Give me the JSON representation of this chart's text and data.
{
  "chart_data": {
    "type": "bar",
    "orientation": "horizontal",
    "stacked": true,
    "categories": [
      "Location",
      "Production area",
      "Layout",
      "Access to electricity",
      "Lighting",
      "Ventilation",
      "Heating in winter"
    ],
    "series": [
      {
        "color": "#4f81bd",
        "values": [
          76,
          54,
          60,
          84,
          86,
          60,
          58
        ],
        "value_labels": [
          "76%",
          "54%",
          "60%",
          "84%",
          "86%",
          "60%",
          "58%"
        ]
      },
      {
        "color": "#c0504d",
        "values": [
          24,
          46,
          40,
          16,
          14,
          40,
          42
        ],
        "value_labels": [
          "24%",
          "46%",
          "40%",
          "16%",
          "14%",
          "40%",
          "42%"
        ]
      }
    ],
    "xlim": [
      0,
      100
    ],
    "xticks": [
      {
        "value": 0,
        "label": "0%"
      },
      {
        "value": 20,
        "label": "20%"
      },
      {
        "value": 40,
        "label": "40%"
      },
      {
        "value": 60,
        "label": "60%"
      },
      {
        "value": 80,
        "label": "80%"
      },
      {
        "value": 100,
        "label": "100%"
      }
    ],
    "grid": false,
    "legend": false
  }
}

> Stated exercise: Print the whole listing again, exactly.

> Exercise result:
Give me the JSON representation of this chart's text and data.
{
  "chart_data": {
    "type": "bar",
    "orientation": "horizontal",
    "stacked": true,
    "categories": [
      "Location",
      "Production area",
      "Layout",
      "Access to electricity",
      "Lighting",
      "Ventilation",
      "Heating in winter"
    ],
    "series": [
      {
        "color": "#4f81bd",
        "values": [
          76,
          54,
          60,
          84,
          86,
          60,
          58
        ],
        "value_labels": [
          "76%",
          "54%",
          "60%",
          "84%",
          "86%",
          "60%",
          "58%"
        ]
      },
      {
        "color": "#c0504d",
        "values": [
          24,
          46,
          40,
          16,
          14,
          40,
          42
        ],
        "value_labels": [
          "24%",
          "46%",
          "40%",
          "16%",
          "14%",
          "40%",
          "42%"
        ]
      }
    ],
    "xlim": [
      0,
      100
    ],
    "xticks": [
      {
        "value": 0,
        "label": "0%"
      },
      {
        "value": 20,
        "label": "20%"
      },
      {
        "value": 40,
        "label": "40%"
      },
      {
        "value": 60,
        "label": "60%"
      },
      {
        "value": 80,
        "label": "80%"
      },
      {
        "value": 100,
        "label": "100%"
      }
    ],
    "grid": false,
    "legend": false
  }
}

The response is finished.